**INSTRUCTIONS TO FOLLOW**:
Count how many lines have the word "BINANCE" in them. Reply with that number by itself.

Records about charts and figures
* start *
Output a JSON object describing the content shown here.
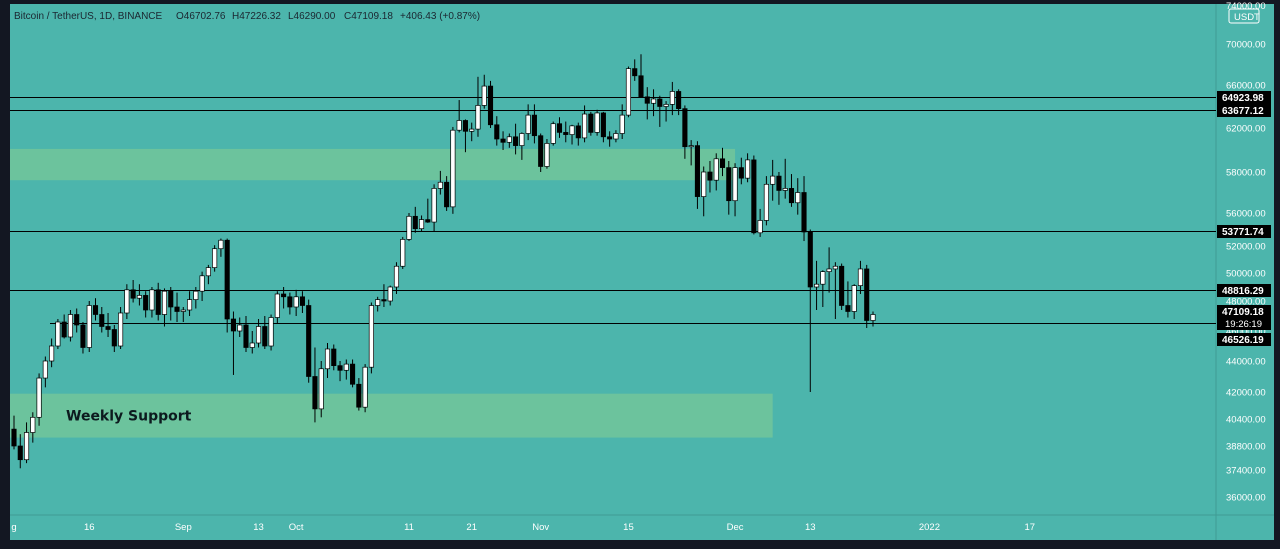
{
  "header": {
    "symbol": "Bitcoin / TetherUS, 1D, BINANCE",
    "open": "O46702.76",
    "high": "H47226.32",
    "low": "L46290.00",
    "close": "C47109.18",
    "change": "+406.43 (+0.87%)"
  },
  "currency_badge": "USDT",
  "countdown": "19:26:19",
  "colors": {
    "background": "#4cb5ac",
    "frame": "#131722",
    "zone": "#6cc39d",
    "up_body": "#ffffff",
    "down_body": "#000000",
    "line": "#000000"
  },
  "chart_data": {
    "type": "candlestick",
    "title": "Bitcoin / TetherUS, 1D, BINANCE",
    "y_ticks": [
      36000,
      37400,
      38800,
      40400,
      42000,
      44000,
      46000,
      48000,
      50000,
      52000,
      56000,
      58000,
      62000,
      66000,
      70000
    ],
    "y_tick_labels": [
      "36000.00",
      "37400.00",
      "38800.00",
      "40400.00",
      "42000.00",
      "44000.00",
      "46000.00",
      "48000.00",
      "50000.00",
      "52000.00",
      "56000.00",
      "58000.00",
      "62000.00",
      "66000.00",
      "70000.00"
    ],
    "top_partial_label": "74000.00",
    "x_ticks": [
      {
        "day": 0,
        "label": "g"
      },
      {
        "day": 12,
        "label": "16"
      },
      {
        "day": 27,
        "label": "Sep"
      },
      {
        "day": 39,
        "label": "13"
      },
      {
        "day": 45,
        "label": "Oct"
      },
      {
        "day": 63,
        "label": "11"
      },
      {
        "day": 73,
        "label": "21"
      },
      {
        "day": 84,
        "label": "Nov"
      },
      {
        "day": 98,
        "label": "15"
      },
      {
        "day": 115,
        "label": "Dec"
      },
      {
        "day": 127,
        "label": "13"
      },
      {
        "day": 146,
        "label": "2022"
      },
      {
        "day": 162,
        "label": "17"
      }
    ],
    "levels": [
      {
        "value": 64923.98,
        "label": "64923.98"
      },
      {
        "value": 63677.12,
        "label": "63677.12"
      },
      {
        "value": 53771.74,
        "label": "53771.74"
      },
      {
        "value": 48816.29,
        "label": "48816.29"
      },
      {
        "value": 46526.19,
        "label": "46526.19"
      }
    ],
    "current_price": {
      "value": 47109.18,
      "label": "47109.18"
    },
    "zones": [
      {
        "label": "",
        "top": 60100,
        "bottom": 57600,
        "day_start": 0,
        "day_end": 115
      },
      {
        "label": "Weekly Support",
        "top": 41900,
        "bottom": 39300,
        "day_start": 0,
        "day_end": 121
      }
    ],
    "candles": [
      [
        39800,
        40600,
        38600,
        38800
      ],
      [
        38800,
        39500,
        37500,
        38000
      ],
      [
        38000,
        40200,
        37800,
        39600
      ],
      [
        39600,
        40800,
        39000,
        40500
      ],
      [
        40500,
        43200,
        40000,
        42900
      ],
      [
        42900,
        44300,
        42300,
        44000
      ],
      [
        44000,
        45500,
        43600,
        45000
      ],
      [
        45000,
        46800,
        44800,
        46600
      ],
      [
        46600,
        47100,
        45500,
        45600
      ],
      [
        45600,
        47400,
        45300,
        47100
      ],
      [
        47100,
        47500,
        45900,
        46400
      ],
      [
        46400,
        46600,
        44500,
        44900
      ],
      [
        44900,
        48000,
        44600,
        47700
      ],
      [
        47700,
        48200,
        46700,
        47100
      ],
      [
        47100,
        47600,
        45900,
        46300
      ],
      [
        46300,
        47200,
        45600,
        46100
      ],
      [
        46100,
        46400,
        44600,
        45000
      ],
      [
        45000,
        47600,
        44800,
        47200
      ],
      [
        47200,
        49200,
        46800,
        48800
      ],
      [
        48800,
        49500,
        47900,
        48200
      ],
      [
        48200,
        49200,
        47700,
        48400
      ],
      [
        48400,
        48700,
        46900,
        47400
      ],
      [
        47400,
        49000,
        46900,
        48800
      ],
      [
        48800,
        49300,
        46700,
        47100
      ],
      [
        47100,
        48900,
        46300,
        48700
      ],
      [
        48700,
        49000,
        46700,
        47600
      ],
      [
        47600,
        48600,
        46600,
        47300
      ],
      [
        47300,
        47600,
        46600,
        47400
      ],
      [
        47400,
        48700,
        47000,
        48100
      ],
      [
        48100,
        49000,
        47500,
        48700
      ],
      [
        48700,
        50100,
        48000,
        49800
      ],
      [
        49800,
        50600,
        49200,
        50400
      ],
      [
        50400,
        52100,
        50100,
        51800
      ],
      [
        51800,
        52900,
        51200,
        52700
      ],
      [
        52700,
        52900,
        45900,
        46800
      ],
      [
        46800,
        47300,
        43100,
        46000
      ],
      [
        46000,
        46900,
        45600,
        46400
      ],
      [
        46400,
        47000,
        44600,
        44900
      ],
      [
        44900,
        46000,
        44500,
        45200
      ],
      [
        45200,
        46800,
        44900,
        46300
      ],
      [
        46300,
        47000,
        44800,
        45000
      ],
      [
        45000,
        47100,
        44700,
        46900
      ],
      [
        46900,
        48700,
        46500,
        48500
      ],
      [
        48500,
        49000,
        47500,
        48300
      ],
      [
        48300,
        48600,
        47100,
        47600
      ],
      [
        47600,
        48800,
        47000,
        48300
      ],
      [
        48300,
        48700,
        47200,
        47700
      ],
      [
        47700,
        48100,
        42600,
        43000
      ],
      [
        43000,
        44900,
        40200,
        41000
      ],
      [
        41000,
        44000,
        40500,
        43500
      ],
      [
        43500,
        45200,
        42900,
        44800
      ],
      [
        44800,
        45100,
        43400,
        43700
      ],
      [
        43700,
        44000,
        42700,
        43400
      ],
      [
        43400,
        44100,
        42800,
        43800
      ],
      [
        43800,
        44100,
        42300,
        42500
      ],
      [
        42500,
        42900,
        40900,
        41100
      ],
      [
        41100,
        43800,
        40800,
        43600
      ],
      [
        43600,
        47900,
        43200,
        47700
      ],
      [
        47700,
        48300,
        47300,
        48100
      ],
      [
        48100,
        49200,
        47600,
        48000
      ],
      [
        48000,
        49100,
        47700,
        49000
      ],
      [
        49000,
        50800,
        48500,
        50500
      ],
      [
        50500,
        53100,
        50300,
        52800
      ],
      [
        52800,
        56000,
        52600,
        55600
      ],
      [
        55600,
        56300,
        53600,
        54100
      ],
      [
        54100,
        55700,
        53800,
        55200
      ],
      [
        55200,
        56700,
        54800,
        54900
      ],
      [
        54900,
        57400,
        53800,
        57200
      ],
      [
        57200,
        58100,
        56900,
        57500
      ],
      [
        57500,
        57800,
        56100,
        56300
      ],
      [
        56300,
        62100,
        55900,
        61800
      ],
      [
        61800,
        64600,
        61600,
        62700
      ],
      [
        62700,
        62800,
        59800,
        61700
      ],
      [
        61700,
        62500,
        60800,
        61900
      ],
      [
        61900,
        66800,
        61200,
        64100
      ],
      [
        64100,
        67000,
        63800,
        65900
      ],
      [
        65900,
        66400,
        62000,
        62300
      ],
      [
        62300,
        63100,
        60400,
        61000
      ],
      [
        61000,
        61700,
        60000,
        60700
      ],
      [
        60700,
        61500,
        60200,
        61200
      ],
      [
        61200,
        62400,
        59600,
        60400
      ],
      [
        60400,
        61600,
        59100,
        61500
      ],
      [
        61500,
        64200,
        60900,
        63200
      ],
      [
        63200,
        64200,
        60600,
        61300
      ],
      [
        61300,
        61500,
        58000,
        58500
      ],
      [
        58500,
        61000,
        58300,
        60600
      ],
      [
        60600,
        62600,
        60400,
        62400
      ],
      [
        62400,
        63000,
        61100,
        61600
      ],
      [
        61600,
        62600,
        60700,
        61400
      ],
      [
        61400,
        62300,
        60500,
        62200
      ],
      [
        62200,
        62500,
        60400,
        61100
      ],
      [
        61100,
        64100,
        60700,
        63300
      ],
      [
        63300,
        63500,
        61300,
        61600
      ],
      [
        61600,
        63700,
        61300,
        63400
      ],
      [
        63400,
        63500,
        60700,
        61200
      ],
      [
        61200,
        61700,
        60300,
        61000
      ],
      [
        61000,
        61800,
        60700,
        61500
      ],
      [
        61500,
        64200,
        61000,
        63200
      ],
      [
        63200,
        67800,
        63000,
        67600
      ],
      [
        67600,
        68500,
        66400,
        66900
      ],
      [
        66900,
        69000,
        65200,
        64900
      ],
      [
        64900,
        65800,
        62800,
        64300
      ],
      [
        64300,
        65600,
        63100,
        64700
      ],
      [
        64700,
        65000,
        62100,
        64000
      ],
      [
        64000,
        64500,
        62600,
        64200
      ],
      [
        64200,
        66300,
        63200,
        65400
      ],
      [
        65400,
        65600,
        63200,
        63800
      ],
      [
        63800,
        64100,
        59200,
        60300
      ],
      [
        60300,
        60900,
        58600,
        60400
      ],
      [
        60400,
        60800,
        56200,
        56800
      ],
      [
        56800,
        58500,
        55600,
        58000
      ],
      [
        58000,
        59000,
        57000,
        57600
      ],
      [
        57600,
        59700,
        57100,
        59200
      ],
      [
        59200,
        60200,
        57800,
        58400
      ],
      [
        58400,
        59000,
        55800,
        56600
      ],
      [
        56600,
        58800,
        55600,
        58400
      ],
      [
        58400,
        59300,
        57400,
        57700
      ],
      [
        57700,
        59700,
        57500,
        59100
      ],
      [
        59100,
        59500,
        53400,
        53600
      ],
      [
        53600,
        56200,
        53100,
        55100
      ],
      [
        55100,
        57800,
        54500,
        57400
      ],
      [
        57400,
        59100,
        56600,
        57800
      ],
      [
        57800,
        58000,
        56400,
        57100
      ],
      [
        57100,
        59200,
        56700,
        57200
      ],
      [
        57200,
        57900,
        56300,
        56500
      ],
      [
        56500,
        57700,
        55800,
        57000
      ],
      [
        57000,
        57800,
        52600,
        53700
      ],
      [
        53700,
        54000,
        42000,
        49000
      ],
      [
        49000,
        50900,
        47400,
        49200
      ],
      [
        49200,
        50200,
        47600,
        50100
      ],
      [
        50100,
        51900,
        48600,
        50300
      ],
      [
        50300,
        50800,
        46800,
        50500
      ],
      [
        50500,
        50700,
        47400,
        47700
      ],
      [
        47700,
        49400,
        46900,
        47300
      ],
      [
        47300,
        49200,
        46800,
        49100
      ],
      [
        49100,
        50900,
        48500,
        50300
      ],
      [
        50300,
        50600,
        46200,
        46700
      ],
      [
        46700,
        47300,
        46300,
        47100
      ]
    ]
  }
}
* end *
**WRITTEN SOLUTION**:
2